--- START Task material ---
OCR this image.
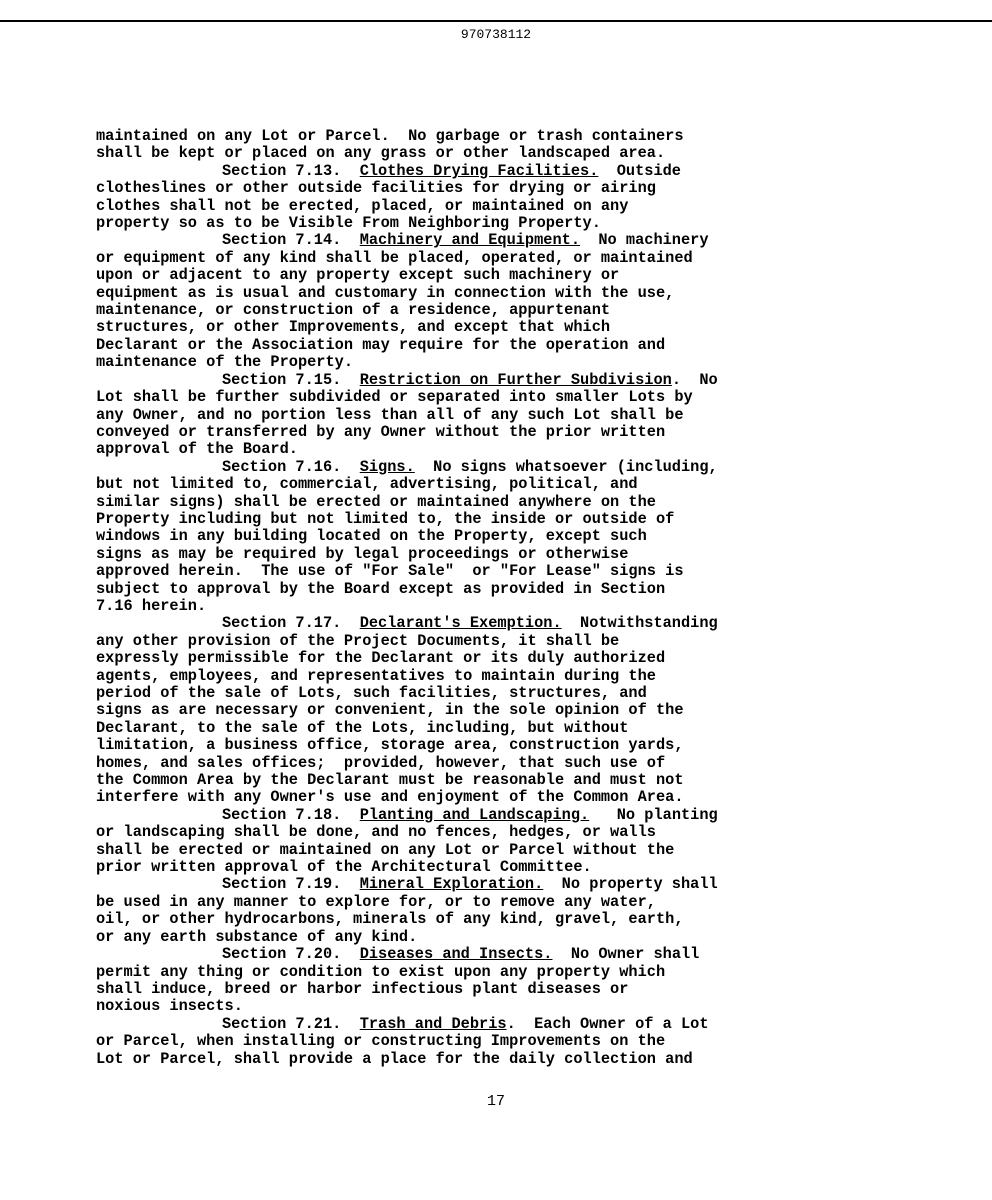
970738112
maintained on any Lot or Parcel.  No garbage or trash containers
shall be kept or placed on any grass or other landscaped area.
Section 7.13. Clothes Drying Facilities.  Outside
clotheslines or other outside facilities for drying or airing
clothes shall not be erected, placed, or maintained on any
property so as to be Visible From Neighboring Property.
Section 7.14. Machinery and Equipment.  No machinery
or equipment of any kind shall be placed, operated, or maintained
upon or adjacent to any property except such machinery or
equipment as is usual and customary in connection with the use,
maintenance, or construction of a residence, appurtenant
structures, or other Improvements, and except that which
Declarant or the Association may require for the operation and
maintenance of the Property.
Section 7.15. Restriction on Further Subdivision.  No
Lot shall be further subdivided or separated into smaller Lots by
any Owner, and no portion less than all of any such Lot shall be
conveyed or transferred by any Owner without the prior written
approval of the Board.
Section 7.16. Signs.  No signs whatsoever (including,
but not limited to, commercial, advertising, political, and
similar signs) shall be erected or maintained anywhere on the
Property including but not limited to, the inside or outside of
windows in any building located on the Property, except such
signs as may be required by legal proceedings or otherwise
approved herein.  The use of "For Sale"  or "For Lease" signs is
subject to approval by the Board except as provided in Section
7.16 herein.
Section 7.17. Declarant's Exemption.  Notwithstanding
any other provision of the Project Documents, it shall be
expressly permissible for the Declarant or its duly authorized
agents, employees, and representatives to maintain during the
period of the sale of Lots, such facilities, structures, and
signs as are necessary or convenient, in the sole opinion of the
Declarant, to the sale of the Lots, including, but without
limitation, a business office, storage area, construction yards,
homes, and sales offices;  provided, however, that such use of
the Common Area by the Declarant must be reasonable and must not
interfere with any Owner's use and enjoyment of the Common Area.
Section 7.18. Planting and Landscaping.   No planting
or landscaping shall be done, and no fences, hedges, or walls
shall be erected or maintained on any Lot or Parcel without the
prior written approval of the Architectural Committee.
Section 7.19. Mineral Exploration.  No property shall
be used in any manner to explore for, or to remove any water,
oil, or other hydrocarbons, minerals of any kind, gravel, earth,
or any earth substance of any kind.
Section 7.20. Diseases and Insects.  No Owner shall
permit any thing or condition to exist upon any property which
shall induce, breed or harbor infectious plant diseases or
noxious insects.
Section 7.21. Trash and Debris.  Each Owner of a Lot
or Parcel, when installing or constructing Improvements on the
Lot or Parcel, shall provide a place for the daily collection and
17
--- END Task material ---
Exercise objective :: Looking at the records above, work out how many lines include the string "approval". Give the number and nothing else.

Output for this exercise :: 3